▶ **GOAL**: Isolate every line in the records below with "Rendering" in it.

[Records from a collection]
══════════════════════════════

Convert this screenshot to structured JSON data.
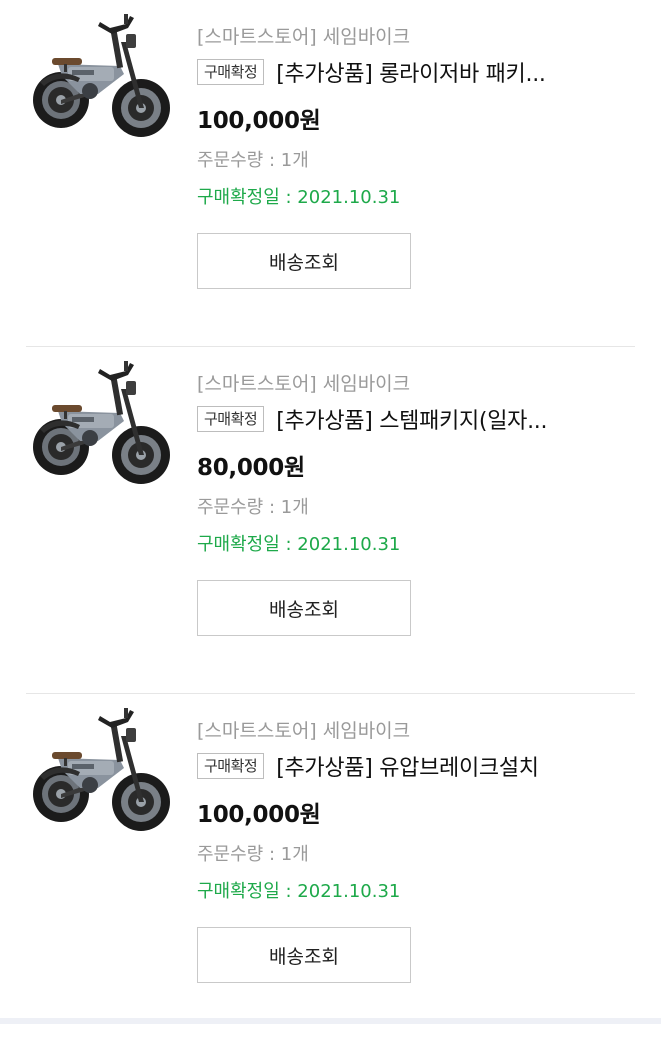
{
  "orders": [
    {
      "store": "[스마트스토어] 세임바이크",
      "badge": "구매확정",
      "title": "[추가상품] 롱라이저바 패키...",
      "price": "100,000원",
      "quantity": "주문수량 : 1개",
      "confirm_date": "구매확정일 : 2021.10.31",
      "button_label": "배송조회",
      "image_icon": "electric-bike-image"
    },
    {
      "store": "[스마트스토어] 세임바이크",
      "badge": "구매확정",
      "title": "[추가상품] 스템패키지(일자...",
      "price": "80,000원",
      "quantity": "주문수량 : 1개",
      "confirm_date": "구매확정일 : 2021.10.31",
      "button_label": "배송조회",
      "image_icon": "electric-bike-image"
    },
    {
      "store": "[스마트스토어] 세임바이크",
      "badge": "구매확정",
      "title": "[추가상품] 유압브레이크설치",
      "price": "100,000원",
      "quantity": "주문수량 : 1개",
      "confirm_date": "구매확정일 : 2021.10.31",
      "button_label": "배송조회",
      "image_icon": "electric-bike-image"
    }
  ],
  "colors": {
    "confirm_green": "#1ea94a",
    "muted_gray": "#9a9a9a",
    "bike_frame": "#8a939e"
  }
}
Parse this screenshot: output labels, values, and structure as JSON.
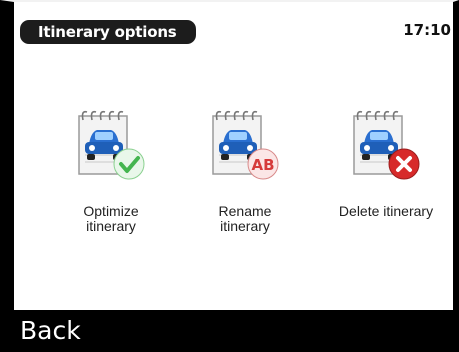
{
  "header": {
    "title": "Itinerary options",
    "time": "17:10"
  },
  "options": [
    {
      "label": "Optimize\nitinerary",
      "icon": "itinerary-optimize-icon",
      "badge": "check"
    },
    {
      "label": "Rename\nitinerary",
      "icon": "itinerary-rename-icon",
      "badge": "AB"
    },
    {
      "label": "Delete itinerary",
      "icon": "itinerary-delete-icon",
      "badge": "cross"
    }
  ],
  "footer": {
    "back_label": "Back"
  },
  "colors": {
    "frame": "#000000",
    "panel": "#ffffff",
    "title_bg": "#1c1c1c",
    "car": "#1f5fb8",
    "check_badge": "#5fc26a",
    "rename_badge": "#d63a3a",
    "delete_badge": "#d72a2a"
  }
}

══════════════════════════════

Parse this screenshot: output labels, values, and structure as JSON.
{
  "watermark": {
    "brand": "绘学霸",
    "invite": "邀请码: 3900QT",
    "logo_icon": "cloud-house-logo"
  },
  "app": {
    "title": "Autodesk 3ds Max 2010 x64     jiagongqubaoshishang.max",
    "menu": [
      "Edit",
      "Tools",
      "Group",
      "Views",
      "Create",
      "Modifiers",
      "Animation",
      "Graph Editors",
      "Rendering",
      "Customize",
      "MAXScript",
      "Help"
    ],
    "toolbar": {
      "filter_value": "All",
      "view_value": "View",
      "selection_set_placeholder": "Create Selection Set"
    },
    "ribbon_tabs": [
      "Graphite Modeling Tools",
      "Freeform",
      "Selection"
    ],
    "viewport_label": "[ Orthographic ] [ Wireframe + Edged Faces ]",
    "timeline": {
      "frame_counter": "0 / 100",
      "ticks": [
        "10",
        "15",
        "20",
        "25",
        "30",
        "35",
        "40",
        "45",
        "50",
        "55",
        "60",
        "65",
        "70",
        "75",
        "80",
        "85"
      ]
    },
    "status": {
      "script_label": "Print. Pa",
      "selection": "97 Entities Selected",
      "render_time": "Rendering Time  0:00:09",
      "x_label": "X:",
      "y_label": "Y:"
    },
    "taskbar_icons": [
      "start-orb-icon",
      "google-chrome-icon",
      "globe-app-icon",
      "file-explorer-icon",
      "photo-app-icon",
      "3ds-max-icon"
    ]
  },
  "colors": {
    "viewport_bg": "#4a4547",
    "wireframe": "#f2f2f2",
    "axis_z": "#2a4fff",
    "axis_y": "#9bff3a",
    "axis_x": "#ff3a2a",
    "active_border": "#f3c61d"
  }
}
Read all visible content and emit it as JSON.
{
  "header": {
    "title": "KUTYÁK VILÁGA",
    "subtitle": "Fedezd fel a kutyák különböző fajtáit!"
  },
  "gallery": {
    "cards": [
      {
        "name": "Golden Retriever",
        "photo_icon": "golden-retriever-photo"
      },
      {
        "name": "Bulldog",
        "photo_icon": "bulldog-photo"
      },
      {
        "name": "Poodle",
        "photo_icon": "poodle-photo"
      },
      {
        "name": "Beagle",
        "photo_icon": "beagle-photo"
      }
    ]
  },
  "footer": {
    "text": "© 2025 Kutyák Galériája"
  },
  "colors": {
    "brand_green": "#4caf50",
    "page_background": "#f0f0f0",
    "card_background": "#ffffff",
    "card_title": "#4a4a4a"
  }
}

══════════════════════════════

▶ **RESULT OF THE TASK**:
      "Rendering",
      "render_time": "Rendering Time  0:00:09",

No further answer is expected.